• **Supplied entries**
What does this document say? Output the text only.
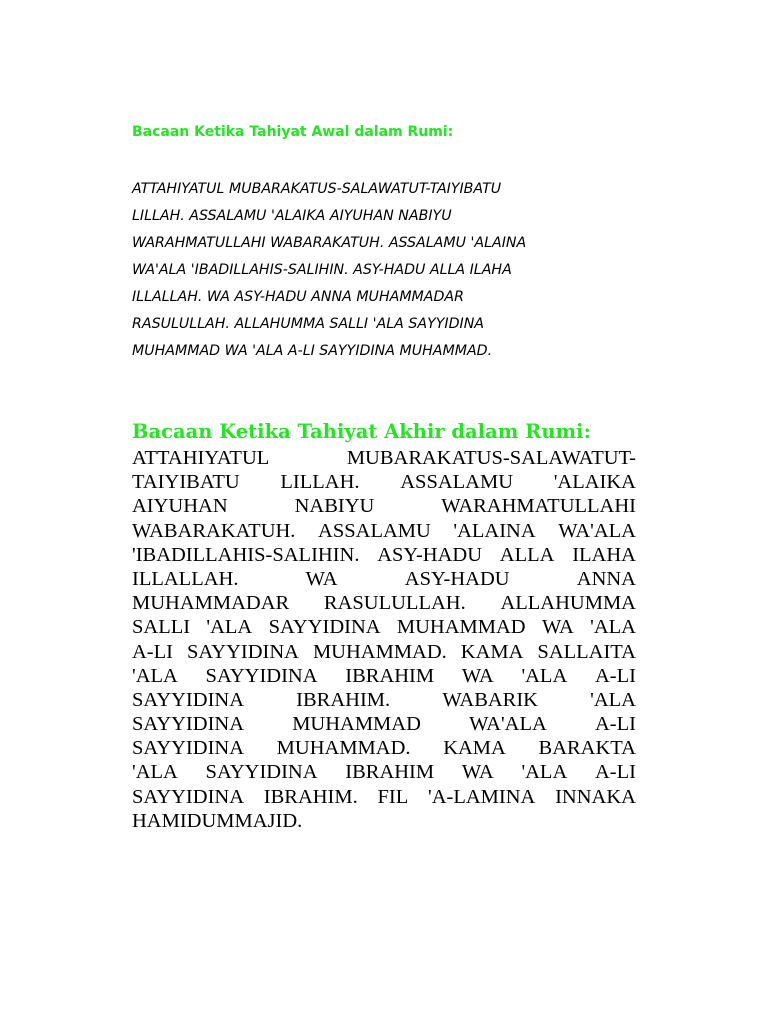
Bacaan Ketika Tahiyat Awal dalam Rumi:
ATTAHIYATUL MUBARAKATUS-SALAWATUT-TAIYIBATU
LILLAH. ASSALAMU 'ALAIKA AIYUHAN NABIYU
WARAHMATULLAHI WABARAKATUH. ASSALAMU 'ALAINA
WA'ALA 'IBADILLAHIS-SALIHIN. ASY-HADU ALLA ILAHA
ILLALLAH. WA ASY-HADU ANNA MUHAMMADAR
RASULULLAH. ALLAHUMMA SALLI 'ALA SAYYIDINA
MUHAMMAD WA 'ALA A-LI SAYYIDINA MUHAMMAD.
Bacaan Ketika Tahiyat Akhir dalam Rumi:
ATTAHIYATUL	MUBARAKATUS-SALAWATUT-
TAIYIBATU LILLAH. ASSALAMU 'ALAIKA
AIYUHAN	NABIYU	WARAHMATULLAHI
WABARAKATUH. ASSALAMU 'ALAINA WA'ALA
'IBADILLAHIS-SALIHIN. ASY-HADU ALLA ILAHA
ILLALLAH.	WA	ASY-HADU	ANNA
MUHAMMADAR RASULULLAH. ALLAHUMMA
SALLI 'ALA SAYYIDINA MUHAMMAD WA 'ALA
A-LI SAYYIDINA MUHAMMAD. KAMA SALLAITA
'ALA SAYYIDINA IBRAHIM WA 'ALA A-LI
SAYYIDINA	IBRAHIM.	WABARIK	'ALA
SAYYIDINA MUHAMMAD WA'ALA A-LI
SAYYIDINA MUHAMMAD. KAMA BARAKTA
'ALA SAYYIDINA IBRAHIM WA 'ALA A-LI
SAYYIDINA IBRAHIM. FIL 'A-LAMINA INNAKA
HAMIDUMMAJID.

• **Work required**
Repeat the listing above exactly, with no pictures.

• **Task answer**
What does this document say? Output the text only.
Bacaan Ketika Tahiyat Awal dalam Rumi:
ATTAHIYATUL MUBARAKATUS-SALAWATUT-TAIYIBATU
LILLAH. ASSALAMU 'ALAIKA AIYUHAN NABIYU
WARAHMATULLAHI WABARAKATUH. ASSALAMU 'ALAINA
WA'ALA 'IBADILLAHIS-SALIHIN. ASY-HADU ALLA ILAHA
ILLALLAH. WA ASY-HADU ANNA MUHAMMADAR
RASULULLAH. ALLAHUMMA SALLI 'ALA SAYYIDINA
MUHAMMAD WA 'ALA A-LI SAYYIDINA MUHAMMAD.
Bacaan Ketika Tahiyat Akhir dalam Rumi:
ATTAHIYATUL	MUBARAKATUS-SALAWATUT-
TAIYIBATU LILLAH. ASSALAMU 'ALAIKA
AIYUHAN	NABIYU	WARAHMATULLAHI
WABARAKATUH. ASSALAMU 'ALAINA WA'ALA
'IBADILLAHIS-SALIHIN. ASY-HADU ALLA ILAHA
ILLALLAH.	WA	ASY-HADU	ANNA
MUHAMMADAR RASULULLAH. ALLAHUMMA
SALLI 'ALA SAYYIDINA MUHAMMAD WA 'ALA
A-LI SAYYIDINA MUHAMMAD. KAMA SALLAITA
'ALA SAYYIDINA IBRAHIM WA 'ALA A-LI
SAYYIDINA	IBRAHIM.	WABARIK	'ALA
SAYYIDINA MUHAMMAD WA'ALA A-LI
SAYYIDINA MUHAMMAD. KAMA BARAKTA
'ALA SAYYIDINA IBRAHIM WA 'ALA A-LI
SAYYIDINA IBRAHIM. FIL 'A-LAMINA INNAKA
HAMIDUMMAJID.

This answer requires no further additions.